• TASK REQUIREMENTS: Count how many lines hold the string "scenario", and give only that number.

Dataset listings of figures
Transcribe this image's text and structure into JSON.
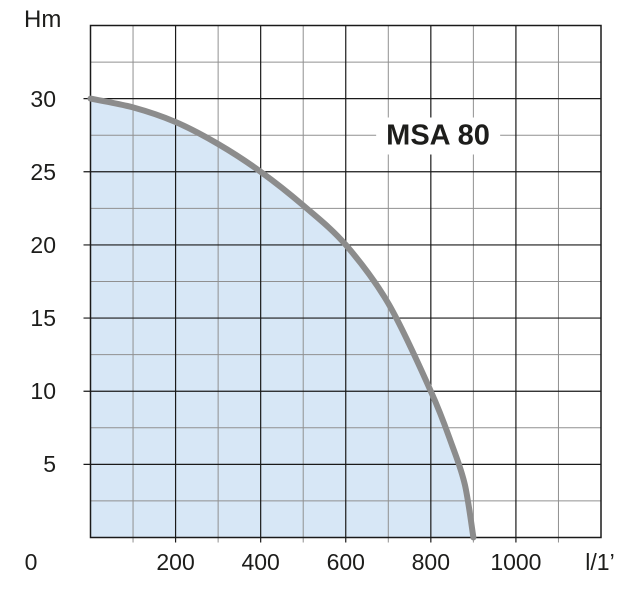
{
  "title": "MSA 80",
  "axes": {
    "y_title": "Hm",
    "x_unit": "l/1’",
    "y_ticks": [
      30,
      25,
      20,
      15,
      10,
      5
    ],
    "x_ticks": [
      0,
      200,
      400,
      600,
      800,
      1000
    ]
  },
  "chart_data": {
    "type": "area",
    "title": "MSA 80",
    "xlabel": "l/1’",
    "ylabel": "Hm",
    "xlim": [
      0,
      1200
    ],
    "ylim": [
      0,
      35
    ],
    "x_major_step": 200,
    "x_minor_step": 100,
    "y_major_step": 5,
    "y_minor_step": 2.5,
    "grid": "on",
    "legend": "none",
    "series": [
      {
        "name": "MSA 80 pump curve",
        "points": [
          [
            0,
            30
          ],
          [
            100,
            29.4
          ],
          [
            200,
            28.4
          ],
          [
            300,
            26.9
          ],
          [
            400,
            25
          ],
          [
            500,
            22.7
          ],
          [
            600,
            20
          ],
          [
            700,
            16
          ],
          [
            800,
            10
          ],
          [
            850,
            6.3
          ],
          [
            880,
            3.6
          ],
          [
            900,
            0
          ]
        ]
      }
    ]
  },
  "colors": {
    "background": "#ffffff",
    "area_fill": "#d7e7f6",
    "curve": "#8c8c8c",
    "grid_major": "#1a1a1a",
    "grid_minor": "#909090",
    "text": "#1d1d1b"
  }
}
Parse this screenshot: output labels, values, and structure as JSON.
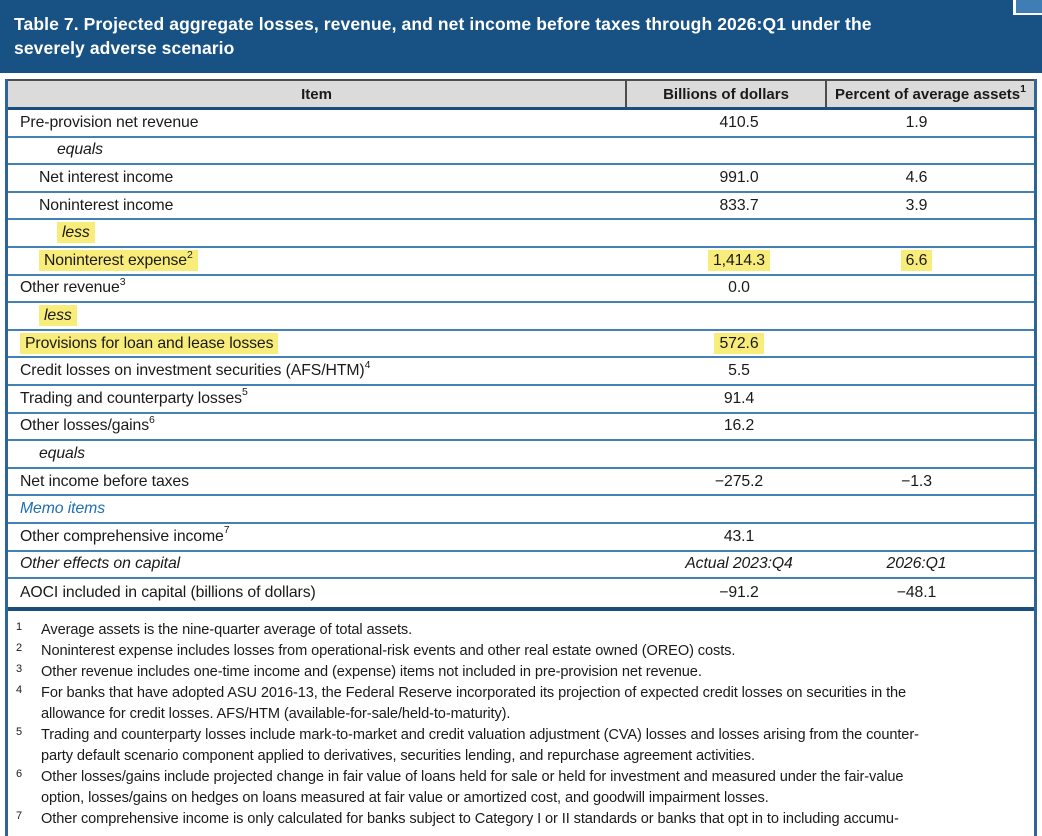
{
  "header": {
    "title_lines": [
      "Table 7. Projected aggregate losses, revenue, and net income before taxes through 2026:Q1 under the",
      "severely adverse scenario"
    ]
  },
  "table": {
    "columns": [
      {
        "label": "Item",
        "sup": ""
      },
      {
        "label": "Billions of dollars",
        "sup": ""
      },
      {
        "label": "Percent of average assets",
        "sup": "1"
      }
    ],
    "rows": [
      {
        "label": "Pre-provision net revenue",
        "sup": "",
        "billions": "410.5",
        "percent": "1.9",
        "indent": 0,
        "italic": false,
        "label_highlight": false,
        "value_highlight": false,
        "memo": false,
        "values_italic": false
      },
      {
        "label": "equals",
        "sup": "",
        "billions": "",
        "percent": "",
        "indent": 2,
        "italic": true,
        "label_highlight": false,
        "value_highlight": false,
        "memo": false,
        "values_italic": false
      },
      {
        "label": "Net interest income",
        "sup": "",
        "billions": "991.0",
        "percent": "4.6",
        "indent": 1,
        "italic": false,
        "label_highlight": false,
        "value_highlight": false,
        "memo": false,
        "values_italic": false
      },
      {
        "label": "Noninterest income",
        "sup": "",
        "billions": "833.7",
        "percent": "3.9",
        "indent": 1,
        "italic": false,
        "label_highlight": false,
        "value_highlight": false,
        "memo": false,
        "values_italic": false
      },
      {
        "label": "less",
        "sup": "",
        "billions": "",
        "percent": "",
        "indent": 2,
        "italic": true,
        "label_highlight": true,
        "value_highlight": false,
        "memo": false,
        "values_italic": false
      },
      {
        "label": "Noninterest expense",
        "sup": "2",
        "billions": "1,414.3",
        "percent": "6.6",
        "indent": 1,
        "italic": false,
        "label_highlight": true,
        "value_highlight": true,
        "memo": false,
        "values_italic": false
      },
      {
        "label": "Other revenue",
        "sup": "3",
        "billions": "0.0",
        "percent": "",
        "indent": 0,
        "italic": false,
        "label_highlight": false,
        "value_highlight": false,
        "memo": false,
        "values_italic": false
      },
      {
        "label": "less",
        "sup": "",
        "billions": "",
        "percent": "",
        "indent": 1,
        "italic": true,
        "label_highlight": true,
        "value_highlight": false,
        "memo": false,
        "values_italic": false
      },
      {
        "label": "Provisions for loan and lease losses",
        "sup": "",
        "billions": "572.6",
        "percent": "",
        "indent": 0,
        "italic": false,
        "label_highlight": true,
        "value_highlight": true,
        "memo": false,
        "values_italic": false
      },
      {
        "label": "Credit losses on investment securities (AFS/HTM)",
        "sup": "4",
        "billions": "5.5",
        "percent": "",
        "indent": 0,
        "italic": false,
        "label_highlight": false,
        "value_highlight": false,
        "memo": false,
        "values_italic": false
      },
      {
        "label": "Trading and counterparty losses",
        "sup": "5",
        "billions": "91.4",
        "percent": "",
        "indent": 0,
        "italic": false,
        "label_highlight": false,
        "value_highlight": false,
        "memo": false,
        "values_italic": false
      },
      {
        "label": "Other losses/gains",
        "sup": "6",
        "billions": "16.2",
        "percent": "",
        "indent": 0,
        "italic": false,
        "label_highlight": false,
        "value_highlight": false,
        "memo": false,
        "values_italic": false
      },
      {
        "label": "equals",
        "sup": "",
        "billions": "",
        "percent": "",
        "indent": 1,
        "italic": true,
        "label_highlight": false,
        "value_highlight": false,
        "memo": false,
        "values_italic": false
      },
      {
        "label": "Net income before taxes",
        "sup": "",
        "billions": "−275.2",
        "percent": "−1.3",
        "indent": 0,
        "italic": false,
        "label_highlight": false,
        "value_highlight": false,
        "memo": false,
        "values_italic": false
      },
      {
        "label": "Memo items",
        "sup": "",
        "billions": "",
        "percent": "",
        "indent": 0,
        "italic": true,
        "label_highlight": false,
        "value_highlight": false,
        "memo": true,
        "values_italic": false
      },
      {
        "label": "Other comprehensive income",
        "sup": "7",
        "billions": "43.1",
        "percent": "",
        "indent": 0,
        "italic": false,
        "label_highlight": false,
        "value_highlight": false,
        "memo": false,
        "values_italic": false
      },
      {
        "label": "Other effects on capital",
        "sup": "",
        "billions": "Actual 2023:Q4",
        "percent": "2026:Q1",
        "indent": 0,
        "italic": true,
        "label_highlight": false,
        "value_highlight": false,
        "memo": false,
        "values_italic": true
      },
      {
        "label": "AOCI included in capital (billions of dollars)",
        "sup": "",
        "billions": "−91.2",
        "percent": "−48.1",
        "indent": 0,
        "italic": false,
        "label_highlight": false,
        "value_highlight": false,
        "memo": false,
        "values_italic": false
      }
    ]
  },
  "footnotes": [
    {
      "num": "1",
      "lines": [
        "Average assets is the nine-quarter average of total assets."
      ]
    },
    {
      "num": "2",
      "lines": [
        "Noninterest expense includes losses from operational-risk events and other real estate owned (OREO) costs."
      ]
    },
    {
      "num": "3",
      "lines": [
        "Other revenue includes one-time income and (expense) items not included in pre-provision net revenue."
      ]
    },
    {
      "num": "4",
      "lines": [
        "For banks that have adopted ASU 2016-13, the Federal Reserve incorporated its projection of expected credit losses on securities in the",
        "allowance for credit losses. AFS/HTM (available-for-sale/held-to-maturity)."
      ]
    },
    {
      "num": "5",
      "lines": [
        "Trading and counterparty losses include mark-to-market and credit valuation adjustment (CVA) losses and losses arising from the counter-",
        "party default scenario component applied to derivatives, securities lending, and repurchase agreement activities."
      ]
    },
    {
      "num": "6",
      "lines": [
        "Other losses/gains include projected change in fair value of loans held for sale or held for investment and measured under the fair-value",
        "option, losses/gains on hedges on loans measured at fair value or amortized cost, and goodwill impairment losses."
      ]
    },
    {
      "num": "7",
      "lines": [
        "Other comprehensive income is only calculated for banks subject to Category I or II standards or banks that opt in to including accumu-"
      ]
    }
  ],
  "colors": {
    "title_bar": "#185284",
    "corner_accent": "#3f7db4",
    "column_header_bg": "#dbdbdb",
    "frame_navy": "#1b4e7e",
    "row_divider_blue": "#4381b5",
    "highlight_yellow": "#f8ec7a",
    "memo_text_blue": "#1f6fb2"
  }
}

• RESULT BELOW: 2